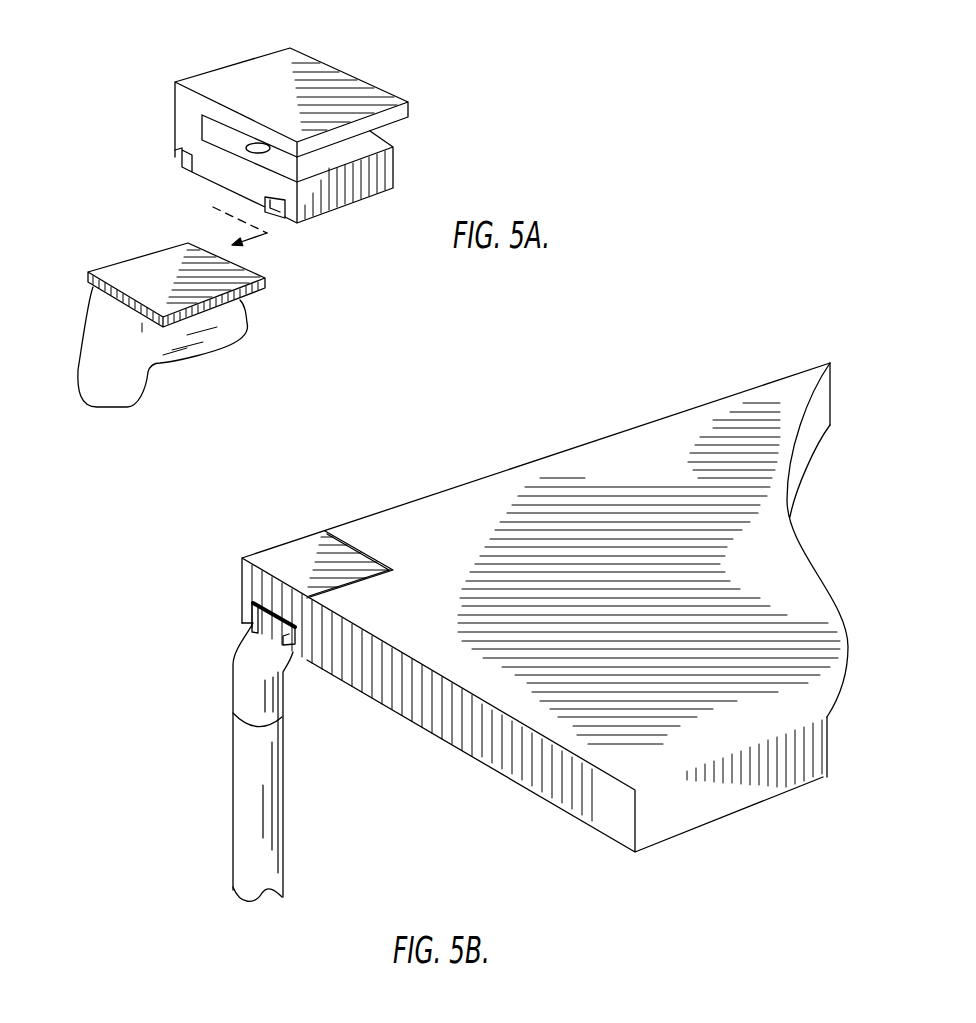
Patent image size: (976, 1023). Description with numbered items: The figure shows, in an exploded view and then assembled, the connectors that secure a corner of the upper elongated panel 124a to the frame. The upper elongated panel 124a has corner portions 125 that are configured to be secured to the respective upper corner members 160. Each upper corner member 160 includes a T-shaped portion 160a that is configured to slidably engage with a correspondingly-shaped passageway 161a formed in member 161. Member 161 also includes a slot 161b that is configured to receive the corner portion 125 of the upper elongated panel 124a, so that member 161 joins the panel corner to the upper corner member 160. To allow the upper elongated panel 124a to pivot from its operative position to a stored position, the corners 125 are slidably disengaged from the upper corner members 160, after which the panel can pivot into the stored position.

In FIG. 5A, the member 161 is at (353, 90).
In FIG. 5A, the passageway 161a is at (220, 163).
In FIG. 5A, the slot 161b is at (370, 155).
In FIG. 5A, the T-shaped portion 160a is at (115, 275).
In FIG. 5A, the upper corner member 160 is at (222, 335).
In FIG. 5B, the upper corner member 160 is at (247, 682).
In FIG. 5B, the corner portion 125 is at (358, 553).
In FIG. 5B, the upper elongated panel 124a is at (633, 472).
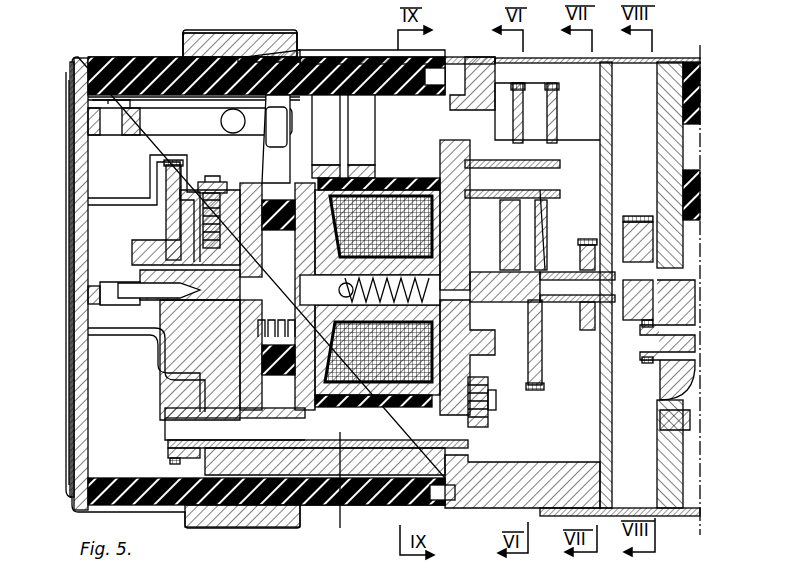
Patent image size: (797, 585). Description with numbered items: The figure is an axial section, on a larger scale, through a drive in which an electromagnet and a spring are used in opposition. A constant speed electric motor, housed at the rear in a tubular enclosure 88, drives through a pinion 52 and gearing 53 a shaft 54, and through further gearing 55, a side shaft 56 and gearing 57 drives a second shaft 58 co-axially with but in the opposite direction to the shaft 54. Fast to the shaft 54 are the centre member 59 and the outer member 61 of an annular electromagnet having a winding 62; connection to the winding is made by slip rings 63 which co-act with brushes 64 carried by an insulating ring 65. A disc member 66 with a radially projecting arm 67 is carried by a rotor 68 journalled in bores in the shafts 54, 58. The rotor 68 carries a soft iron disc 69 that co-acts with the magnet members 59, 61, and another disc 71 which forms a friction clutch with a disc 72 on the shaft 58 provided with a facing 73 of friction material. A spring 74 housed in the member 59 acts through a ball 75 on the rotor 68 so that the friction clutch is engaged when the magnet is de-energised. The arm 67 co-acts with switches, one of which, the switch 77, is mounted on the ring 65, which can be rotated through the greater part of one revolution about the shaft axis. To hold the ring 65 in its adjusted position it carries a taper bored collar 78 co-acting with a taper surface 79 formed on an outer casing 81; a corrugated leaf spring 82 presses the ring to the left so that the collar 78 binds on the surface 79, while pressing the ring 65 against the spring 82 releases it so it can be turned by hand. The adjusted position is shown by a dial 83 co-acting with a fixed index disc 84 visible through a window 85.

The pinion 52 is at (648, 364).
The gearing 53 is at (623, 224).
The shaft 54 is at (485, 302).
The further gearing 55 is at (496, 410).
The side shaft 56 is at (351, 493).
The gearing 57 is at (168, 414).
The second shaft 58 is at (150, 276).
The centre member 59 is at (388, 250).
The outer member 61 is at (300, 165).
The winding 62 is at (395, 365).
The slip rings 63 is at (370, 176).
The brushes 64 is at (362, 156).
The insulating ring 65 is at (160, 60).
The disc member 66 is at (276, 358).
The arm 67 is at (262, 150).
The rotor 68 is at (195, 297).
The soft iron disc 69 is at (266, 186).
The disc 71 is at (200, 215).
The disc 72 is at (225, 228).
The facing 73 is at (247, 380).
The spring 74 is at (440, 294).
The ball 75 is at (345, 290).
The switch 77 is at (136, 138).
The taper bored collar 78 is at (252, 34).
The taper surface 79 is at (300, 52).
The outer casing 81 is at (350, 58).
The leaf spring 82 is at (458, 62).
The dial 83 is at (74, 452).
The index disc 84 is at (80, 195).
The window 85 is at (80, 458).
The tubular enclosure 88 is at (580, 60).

| Written task |
Copy out both entries above with "Patent image size" renamed to "Figure dimensions" everywhere it occurs, leaving everything else unchanged. Omit the pictures.

| Result of this exercise |
Figure dimensions: (976, 1023). Description with numbered items: The figure shows, in an exploded view and then assembled, the connectors that secure a corner of the upper elongated panel 124a to the frame. The upper elongated panel 124a has corner portions 125 that are configured to be secured to the respective upper corner members 160. Each upper corner member 160 includes a T-shaped portion 160a that is configured to slidably engage with a correspondingly-shaped passageway 161a formed in member 161. Member 161 also includes a slot 161b that is configured to receive the corner portion 125 of the upper elongated panel 124a, so that member 161 joins the panel corner to the upper corner member 160. To allow the upper elongated panel 124a to pivot from its operative position to a stored position, the corners 125 are slidably disengaged from the upper corner members 160, after which the panel can pivot into the stored position.

In FIG. 5A, the member 161 is at (353, 90).
In FIG. 5A, the passageway 161a is at (220, 163).
In FIG. 5A, the slot 161b is at (370, 155).
In FIG. 5A, the T-shaped portion 160a is at (115, 275).
In FIG. 5A, the upper corner member 160 is at (222, 335).
In FIG. 5B, the upper corner member 160 is at (247, 682).
In FIG. 5B, the corner portion 125 is at (358, 553).
In FIG. 5B, the upper elongated panel 124a is at (633, 472).
Figure dimensions: (797, 585). Description with numbered items: The figure is an axial section, on a larger scale, through a drive in which an electromagnet and a spring are used in opposition. A constant speed electric motor, housed at the rear in a tubular enclosure 88, drives through a pinion 52 and gearing 53 a shaft 54, and through further gearing 55, a side shaft 56 and gearing 57 drives a second shaft 58 co-axially with but in the opposite direction to the shaft 54. Fast to the shaft 54 are the centre member 59 and the outer member 61 of an annular electromagnet having a winding 62; connection to the winding is made by slip rings 63 which co-act with brushes 64 carried by an insulating ring 65. A disc member 66 with a radially projecting arm 67 is carried by a rotor 68 journalled in bores in the shafts 54, 58. The rotor 68 carries a soft iron disc 69 that co-acts with the magnet members 59, 61, and another disc 71 which forms a friction clutch with a disc 72 on the shaft 58 provided with a facing 73 of friction material. A spring 74 housed in the member 59 acts through a ball 75 on the rotor 68 so that the friction clutch is engaged when the magnet is de-energised. The arm 67 co-acts with switches, one of which, the switch 77, is mounted on the ring 65, which can be rotated through the greater part of one revolution about the shaft axis. To hold the ring 65 in its adjusted position it carries a taper bored collar 78 co-acting with a taper surface 79 formed on an outer casing 81; a corrugated leaf spring 82 presses the ring to the left so that the collar 78 binds on the surface 79, while pressing the ring 65 against the spring 82 releases it so it can be turned by hand. The adjusted position is shown by a dial 83 co-acting with a fixed index disc 84 visible through a window 85.

The pinion 52 is at (648, 364).
The gearing 53 is at (623, 224).
The shaft 54 is at (485, 302).
The further gearing 55 is at (496, 410).
The side shaft 56 is at (351, 493).
The gearing 57 is at (168, 414).
The second shaft 58 is at (150, 276).
The centre member 59 is at (388, 250).
The outer member 61 is at (300, 165).
The winding 62 is at (395, 365).
The slip rings 63 is at (370, 176).
The brushes 64 is at (362, 156).
The insulating ring 65 is at (160, 60).
The disc member 66 is at (276, 358).
The arm 67 is at (262, 150).
The rotor 68 is at (195, 297).
The soft iron disc 69 is at (266, 186).
The disc 71 is at (200, 215).
The disc 72 is at (225, 228).
The facing 73 is at (247, 380).
The spring 74 is at (440, 294).
The ball 75 is at (345, 290).
The switch 77 is at (136, 138).
The taper bored collar 78 is at (252, 34).
The taper surface 79 is at (300, 52).
The outer casing 81 is at (350, 58).
The leaf spring 82 is at (458, 62).
The dial 83 is at (74, 452).
The index disc 84 is at (80, 195).
The window 85 is at (80, 458).
The tubular enclosure 88 is at (580, 60).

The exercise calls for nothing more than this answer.